■ **Material**

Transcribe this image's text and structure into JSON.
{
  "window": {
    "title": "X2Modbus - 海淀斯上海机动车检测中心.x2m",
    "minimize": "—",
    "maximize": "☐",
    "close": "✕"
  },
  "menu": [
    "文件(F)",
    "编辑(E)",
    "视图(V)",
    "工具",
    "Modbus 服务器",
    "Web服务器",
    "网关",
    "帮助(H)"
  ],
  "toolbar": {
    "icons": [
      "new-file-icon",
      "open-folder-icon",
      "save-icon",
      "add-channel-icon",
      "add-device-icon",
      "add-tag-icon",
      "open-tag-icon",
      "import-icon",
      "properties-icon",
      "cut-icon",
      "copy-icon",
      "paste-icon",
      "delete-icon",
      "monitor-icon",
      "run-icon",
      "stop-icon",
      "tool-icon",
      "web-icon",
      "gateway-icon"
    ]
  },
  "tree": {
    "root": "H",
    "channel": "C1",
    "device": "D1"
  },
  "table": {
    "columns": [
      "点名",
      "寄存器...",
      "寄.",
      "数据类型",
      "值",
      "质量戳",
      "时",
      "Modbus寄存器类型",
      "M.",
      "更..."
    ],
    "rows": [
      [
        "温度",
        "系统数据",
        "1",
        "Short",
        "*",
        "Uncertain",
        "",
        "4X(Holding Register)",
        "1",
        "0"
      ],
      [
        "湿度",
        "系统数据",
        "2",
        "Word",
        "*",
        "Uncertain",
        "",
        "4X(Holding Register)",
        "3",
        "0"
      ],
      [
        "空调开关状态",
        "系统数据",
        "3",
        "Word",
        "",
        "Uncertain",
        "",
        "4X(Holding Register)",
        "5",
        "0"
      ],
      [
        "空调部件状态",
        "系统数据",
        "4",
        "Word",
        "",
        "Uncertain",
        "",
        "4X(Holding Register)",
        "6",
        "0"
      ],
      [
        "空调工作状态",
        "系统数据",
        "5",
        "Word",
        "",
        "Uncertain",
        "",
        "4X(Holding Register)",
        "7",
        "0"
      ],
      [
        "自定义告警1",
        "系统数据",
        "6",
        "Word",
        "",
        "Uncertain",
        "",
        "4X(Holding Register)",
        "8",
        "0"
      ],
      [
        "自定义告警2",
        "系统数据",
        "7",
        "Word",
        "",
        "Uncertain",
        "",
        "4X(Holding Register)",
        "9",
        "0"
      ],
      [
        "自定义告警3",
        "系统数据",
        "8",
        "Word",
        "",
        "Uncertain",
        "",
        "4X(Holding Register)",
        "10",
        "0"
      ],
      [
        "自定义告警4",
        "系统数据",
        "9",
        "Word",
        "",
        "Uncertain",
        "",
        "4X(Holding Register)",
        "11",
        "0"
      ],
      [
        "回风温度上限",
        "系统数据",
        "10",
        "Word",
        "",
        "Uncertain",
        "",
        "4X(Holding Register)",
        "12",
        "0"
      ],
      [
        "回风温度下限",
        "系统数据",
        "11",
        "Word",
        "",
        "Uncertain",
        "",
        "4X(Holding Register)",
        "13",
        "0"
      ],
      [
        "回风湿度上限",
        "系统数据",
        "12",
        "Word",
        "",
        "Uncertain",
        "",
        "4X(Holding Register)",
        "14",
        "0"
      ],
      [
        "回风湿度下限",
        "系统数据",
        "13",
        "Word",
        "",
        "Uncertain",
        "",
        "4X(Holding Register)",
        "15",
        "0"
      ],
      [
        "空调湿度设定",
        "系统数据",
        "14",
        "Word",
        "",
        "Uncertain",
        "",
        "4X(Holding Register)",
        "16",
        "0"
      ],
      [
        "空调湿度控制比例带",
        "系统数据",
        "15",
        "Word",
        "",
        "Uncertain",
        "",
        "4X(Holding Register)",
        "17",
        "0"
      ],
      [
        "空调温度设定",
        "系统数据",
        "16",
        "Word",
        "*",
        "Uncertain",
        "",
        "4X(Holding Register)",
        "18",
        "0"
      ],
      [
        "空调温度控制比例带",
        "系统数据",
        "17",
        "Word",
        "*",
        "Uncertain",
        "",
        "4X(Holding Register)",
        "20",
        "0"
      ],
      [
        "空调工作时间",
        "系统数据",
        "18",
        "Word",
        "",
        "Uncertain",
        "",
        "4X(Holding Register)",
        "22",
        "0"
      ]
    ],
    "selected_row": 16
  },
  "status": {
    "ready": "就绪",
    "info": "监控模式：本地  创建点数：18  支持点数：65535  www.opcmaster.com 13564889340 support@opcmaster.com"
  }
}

■ **Task statement**
Retype all of the material above with every character intact.

■ **Task solution**
Transcribe this image's text and structure into JSON.
{
  "window": {
    "title": "X2Modbus - 海淀斯上海机动车检测中心.x2m",
    "minimize": "—",
    "maximize": "☐",
    "close": "✕"
  },
  "menu": [
    "文件(F)",
    "编辑(E)",
    "视图(V)",
    "工具",
    "Modbus 服务器",
    "Web服务器",
    "网关",
    "帮助(H)"
  ],
  "toolbar": {
    "icons": [
      "new-file-icon",
      "open-folder-icon",
      "save-icon",
      "add-channel-icon",
      "add-device-icon",
      "add-tag-icon",
      "open-tag-icon",
      "import-icon",
      "properties-icon",
      "cut-icon",
      "copy-icon",
      "paste-icon",
      "delete-icon",
      "monitor-icon",
      "run-icon",
      "stop-icon",
      "tool-icon",
      "web-icon",
      "gateway-icon"
    ]
  },
  "tree": {
    "root": "H",
    "channel": "C1",
    "device": "D1"
  },
  "table": {
    "columns": [
      "点名",
      "寄存器...",
      "寄.",
      "数据类型",
      "值",
      "质量戳",
      "时",
      "Modbus寄存器类型",
      "M.",
      "更..."
    ],
    "rows": [
      [
        "温度",
        "系统数据",
        "1",
        "Short",
        "*",
        "Uncertain",
        "",
        "4X(Holding Register)",
        "1",
        "0"
      ],
      [
        "湿度",
        "系统数据",
        "2",
        "Word",
        "*",
        "Uncertain",
        "",
        "4X(Holding Register)",
        "3",
        "0"
      ],
      [
        "空调开关状态",
        "系统数据",
        "3",
        "Word",
        "",
        "Uncertain",
        "",
        "4X(Holding Register)",
        "5",
        "0"
      ],
      [
        "空调部件状态",
        "系统数据",
        "4",
        "Word",
        "",
        "Uncertain",
        "",
        "4X(Holding Register)",
        "6",
        "0"
      ],
      [
        "空调工作状态",
        "系统数据",
        "5",
        "Word",
        "",
        "Uncertain",
        "",
        "4X(Holding Register)",
        "7",
        "0"
      ],
      [
        "自定义告警1",
        "系统数据",
        "6",
        "Word",
        "",
        "Uncertain",
        "",
        "4X(Holding Register)",
        "8",
        "0"
      ],
      [
        "自定义告警2",
        "系统数据",
        "7",
        "Word",
        "",
        "Uncertain",
        "",
        "4X(Holding Register)",
        "9",
        "0"
      ],
      [
        "自定义告警3",
        "系统数据",
        "8",
        "Word",
        "",
        "Uncertain",
        "",
        "4X(Holding Register)",
        "10",
        "0"
      ],
      [
        "自定义告警4",
        "系统数据",
        "9",
        "Word",
        "",
        "Uncertain",
        "",
        "4X(Holding Register)",
        "11",
        "0"
      ],
      [
        "回风温度上限",
        "系统数据",
        "10",
        "Word",
        "",
        "Uncertain",
        "",
        "4X(Holding Register)",
        "12",
        "0"
      ],
      [
        "回风温度下限",
        "系统数据",
        "11",
        "Word",
        "",
        "Uncertain",
        "",
        "4X(Holding Register)",
        "13",
        "0"
      ],
      [
        "回风湿度上限",
        "系统数据",
        "12",
        "Word",
        "",
        "Uncertain",
        "",
        "4X(Holding Register)",
        "14",
        "0"
      ],
      [
        "回风湿度下限",
        "系统数据",
        "13",
        "Word",
        "",
        "Uncertain",
        "",
        "4X(Holding Register)",
        "15",
        "0"
      ],
      [
        "空调湿度设定",
        "系统数据",
        "14",
        "Word",
        "",
        "Uncertain",
        "",
        "4X(Holding Register)",
        "16",
        "0"
      ],
      [
        "空调湿度控制比例带",
        "系统数据",
        "15",
        "Word",
        "",
        "Uncertain",
        "",
        "4X(Holding Register)",
        "17",
        "0"
      ],
      [
        "空调温度设定",
        "系统数据",
        "16",
        "Word",
        "*",
        "Uncertain",
        "",
        "4X(Holding Register)",
        "18",
        "0"
      ],
      [
        "空调温度控制比例带",
        "系统数据",
        "17",
        "Word",
        "*",
        "Uncertain",
        "",
        "4X(Holding Register)",
        "20",
        "0"
      ],
      [
        "空调工作时间",
        "系统数据",
        "18",
        "Word",
        "",
        "Uncertain",
        "",
        "4X(Holding Register)",
        "22",
        "0"
      ]
    ],
    "selected_row": 16
  },
  "status": {
    "ready": "就绪",
    "info": "监控模式：本地  创建点数：18  支持点数：65535  www.opcmaster.com 13564889340 support@opcmaster.com"
  }
}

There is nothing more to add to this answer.